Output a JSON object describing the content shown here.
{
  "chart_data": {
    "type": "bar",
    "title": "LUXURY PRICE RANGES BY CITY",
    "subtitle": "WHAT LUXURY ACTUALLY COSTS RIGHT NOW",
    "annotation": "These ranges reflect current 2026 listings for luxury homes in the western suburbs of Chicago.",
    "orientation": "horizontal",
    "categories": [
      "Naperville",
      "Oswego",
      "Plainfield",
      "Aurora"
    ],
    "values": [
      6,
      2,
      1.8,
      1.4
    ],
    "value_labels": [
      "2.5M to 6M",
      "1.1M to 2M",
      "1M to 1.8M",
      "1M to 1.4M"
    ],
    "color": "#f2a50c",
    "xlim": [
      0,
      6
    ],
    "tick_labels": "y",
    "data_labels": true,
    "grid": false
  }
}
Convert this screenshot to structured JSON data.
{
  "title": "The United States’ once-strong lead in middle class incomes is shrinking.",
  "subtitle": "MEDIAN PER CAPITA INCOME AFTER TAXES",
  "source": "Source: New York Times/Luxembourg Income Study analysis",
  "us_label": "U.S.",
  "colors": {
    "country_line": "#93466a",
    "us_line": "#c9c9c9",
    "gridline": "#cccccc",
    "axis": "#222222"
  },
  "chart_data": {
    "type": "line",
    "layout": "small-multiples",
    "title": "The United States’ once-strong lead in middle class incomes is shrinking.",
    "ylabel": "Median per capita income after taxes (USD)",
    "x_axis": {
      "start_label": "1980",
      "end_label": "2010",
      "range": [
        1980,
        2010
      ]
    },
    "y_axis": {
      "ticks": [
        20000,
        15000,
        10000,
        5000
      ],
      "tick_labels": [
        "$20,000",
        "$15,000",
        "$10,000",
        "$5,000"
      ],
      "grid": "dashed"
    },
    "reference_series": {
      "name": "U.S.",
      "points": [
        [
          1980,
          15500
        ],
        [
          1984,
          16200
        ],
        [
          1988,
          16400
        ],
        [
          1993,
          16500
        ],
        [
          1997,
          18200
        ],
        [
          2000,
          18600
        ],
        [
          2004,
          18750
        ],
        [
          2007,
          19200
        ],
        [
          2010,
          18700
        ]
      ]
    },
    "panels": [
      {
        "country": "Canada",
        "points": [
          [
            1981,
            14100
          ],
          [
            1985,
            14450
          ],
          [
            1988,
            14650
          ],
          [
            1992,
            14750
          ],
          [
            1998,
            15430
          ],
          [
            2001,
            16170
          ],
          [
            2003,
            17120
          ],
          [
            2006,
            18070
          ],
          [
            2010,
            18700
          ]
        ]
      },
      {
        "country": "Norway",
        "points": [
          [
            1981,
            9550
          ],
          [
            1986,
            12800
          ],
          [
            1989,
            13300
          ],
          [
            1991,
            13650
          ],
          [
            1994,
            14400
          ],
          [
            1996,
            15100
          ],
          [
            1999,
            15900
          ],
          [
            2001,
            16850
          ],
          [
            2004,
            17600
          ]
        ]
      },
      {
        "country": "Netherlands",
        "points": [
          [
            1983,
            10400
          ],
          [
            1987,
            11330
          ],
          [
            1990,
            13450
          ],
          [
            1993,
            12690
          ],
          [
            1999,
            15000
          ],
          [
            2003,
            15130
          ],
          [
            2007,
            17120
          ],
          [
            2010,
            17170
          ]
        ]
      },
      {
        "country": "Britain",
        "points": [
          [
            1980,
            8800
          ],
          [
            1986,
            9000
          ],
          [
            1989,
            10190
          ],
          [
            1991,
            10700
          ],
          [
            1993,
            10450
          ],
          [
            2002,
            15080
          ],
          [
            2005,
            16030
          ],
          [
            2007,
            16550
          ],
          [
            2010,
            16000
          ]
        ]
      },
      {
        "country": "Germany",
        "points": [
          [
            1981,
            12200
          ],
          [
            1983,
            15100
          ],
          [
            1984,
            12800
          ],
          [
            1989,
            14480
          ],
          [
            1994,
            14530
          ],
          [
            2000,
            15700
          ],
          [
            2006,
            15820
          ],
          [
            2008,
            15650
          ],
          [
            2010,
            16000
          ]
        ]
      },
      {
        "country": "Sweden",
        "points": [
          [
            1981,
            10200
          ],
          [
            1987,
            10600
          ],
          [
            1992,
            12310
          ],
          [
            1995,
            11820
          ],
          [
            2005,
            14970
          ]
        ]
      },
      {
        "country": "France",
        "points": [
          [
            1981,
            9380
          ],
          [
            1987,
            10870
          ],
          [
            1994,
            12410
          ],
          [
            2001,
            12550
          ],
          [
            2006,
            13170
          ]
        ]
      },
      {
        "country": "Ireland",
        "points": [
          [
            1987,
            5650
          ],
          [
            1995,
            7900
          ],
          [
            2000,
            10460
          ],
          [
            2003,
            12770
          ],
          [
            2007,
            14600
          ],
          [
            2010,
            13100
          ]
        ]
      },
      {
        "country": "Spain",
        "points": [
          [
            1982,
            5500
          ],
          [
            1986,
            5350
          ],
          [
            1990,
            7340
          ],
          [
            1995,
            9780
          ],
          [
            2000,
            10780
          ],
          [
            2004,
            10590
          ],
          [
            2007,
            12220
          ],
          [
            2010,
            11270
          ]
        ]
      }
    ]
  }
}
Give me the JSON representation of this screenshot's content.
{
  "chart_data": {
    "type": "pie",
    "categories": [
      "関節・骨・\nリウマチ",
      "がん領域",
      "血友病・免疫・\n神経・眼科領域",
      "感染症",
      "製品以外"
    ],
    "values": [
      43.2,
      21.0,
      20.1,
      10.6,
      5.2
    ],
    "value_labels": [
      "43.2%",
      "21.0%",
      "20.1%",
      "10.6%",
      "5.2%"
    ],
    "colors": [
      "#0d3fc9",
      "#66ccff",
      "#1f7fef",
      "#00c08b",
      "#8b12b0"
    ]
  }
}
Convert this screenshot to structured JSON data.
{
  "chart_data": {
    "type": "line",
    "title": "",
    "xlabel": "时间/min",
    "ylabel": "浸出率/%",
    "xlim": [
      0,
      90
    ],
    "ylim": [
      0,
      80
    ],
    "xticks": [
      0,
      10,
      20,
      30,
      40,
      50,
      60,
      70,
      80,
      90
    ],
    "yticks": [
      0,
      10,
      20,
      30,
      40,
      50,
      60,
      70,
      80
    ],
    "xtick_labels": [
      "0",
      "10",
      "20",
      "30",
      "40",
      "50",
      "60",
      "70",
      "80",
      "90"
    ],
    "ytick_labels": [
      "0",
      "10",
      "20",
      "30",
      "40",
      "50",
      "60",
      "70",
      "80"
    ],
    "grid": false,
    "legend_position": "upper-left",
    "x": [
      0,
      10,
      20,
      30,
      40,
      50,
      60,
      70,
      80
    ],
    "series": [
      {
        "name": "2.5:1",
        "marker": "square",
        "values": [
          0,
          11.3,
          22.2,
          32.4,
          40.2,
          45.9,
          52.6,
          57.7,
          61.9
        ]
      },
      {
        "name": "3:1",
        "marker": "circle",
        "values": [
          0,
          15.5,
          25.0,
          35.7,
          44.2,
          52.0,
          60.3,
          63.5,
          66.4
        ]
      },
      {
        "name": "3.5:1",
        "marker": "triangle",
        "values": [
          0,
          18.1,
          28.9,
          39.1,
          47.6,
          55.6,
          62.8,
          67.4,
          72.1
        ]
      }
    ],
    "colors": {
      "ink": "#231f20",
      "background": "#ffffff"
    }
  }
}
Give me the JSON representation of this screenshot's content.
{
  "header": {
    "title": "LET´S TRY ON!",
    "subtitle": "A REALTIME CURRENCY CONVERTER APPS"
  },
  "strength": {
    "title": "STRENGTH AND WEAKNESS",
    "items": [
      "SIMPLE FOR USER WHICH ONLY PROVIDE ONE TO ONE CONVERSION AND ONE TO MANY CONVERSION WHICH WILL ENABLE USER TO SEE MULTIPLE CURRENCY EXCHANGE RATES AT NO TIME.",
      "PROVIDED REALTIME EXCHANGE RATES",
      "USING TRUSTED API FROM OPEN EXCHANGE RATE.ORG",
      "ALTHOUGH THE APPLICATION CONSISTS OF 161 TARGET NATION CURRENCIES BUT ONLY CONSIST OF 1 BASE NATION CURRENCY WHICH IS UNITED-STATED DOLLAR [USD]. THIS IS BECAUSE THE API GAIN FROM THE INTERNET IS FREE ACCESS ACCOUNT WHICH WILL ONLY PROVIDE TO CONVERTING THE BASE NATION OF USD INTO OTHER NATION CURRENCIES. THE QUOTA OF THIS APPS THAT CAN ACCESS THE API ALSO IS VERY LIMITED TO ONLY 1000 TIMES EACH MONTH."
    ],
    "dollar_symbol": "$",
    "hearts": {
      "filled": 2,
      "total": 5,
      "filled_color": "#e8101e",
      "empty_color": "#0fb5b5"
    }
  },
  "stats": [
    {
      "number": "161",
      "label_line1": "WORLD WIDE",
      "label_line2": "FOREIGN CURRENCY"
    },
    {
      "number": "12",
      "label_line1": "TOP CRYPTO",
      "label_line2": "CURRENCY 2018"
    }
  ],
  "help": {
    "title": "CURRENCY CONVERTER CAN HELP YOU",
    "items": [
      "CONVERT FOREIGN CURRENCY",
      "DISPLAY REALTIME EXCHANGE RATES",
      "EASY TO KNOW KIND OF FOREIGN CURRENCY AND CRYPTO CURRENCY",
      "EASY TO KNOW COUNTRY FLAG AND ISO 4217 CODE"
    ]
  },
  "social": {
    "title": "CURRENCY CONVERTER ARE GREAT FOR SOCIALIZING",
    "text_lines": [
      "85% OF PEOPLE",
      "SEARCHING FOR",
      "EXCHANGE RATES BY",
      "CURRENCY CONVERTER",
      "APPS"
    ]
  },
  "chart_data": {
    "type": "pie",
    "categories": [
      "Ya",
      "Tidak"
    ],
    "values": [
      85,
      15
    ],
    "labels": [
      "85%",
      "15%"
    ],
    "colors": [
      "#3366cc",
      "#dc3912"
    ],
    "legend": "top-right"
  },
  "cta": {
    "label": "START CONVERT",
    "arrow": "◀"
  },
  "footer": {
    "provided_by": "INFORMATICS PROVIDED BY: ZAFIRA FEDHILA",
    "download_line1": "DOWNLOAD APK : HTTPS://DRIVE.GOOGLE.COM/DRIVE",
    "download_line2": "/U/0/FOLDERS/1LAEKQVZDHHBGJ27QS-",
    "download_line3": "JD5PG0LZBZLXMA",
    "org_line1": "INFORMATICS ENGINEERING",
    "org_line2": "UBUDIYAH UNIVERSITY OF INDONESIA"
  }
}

(DESCRIPTION OF THE TASK): Looking at the listing above, how many of its lines contain the string "APPS"? Give the number alone.

(OUTPUT FOR THIS EXERCISE): 3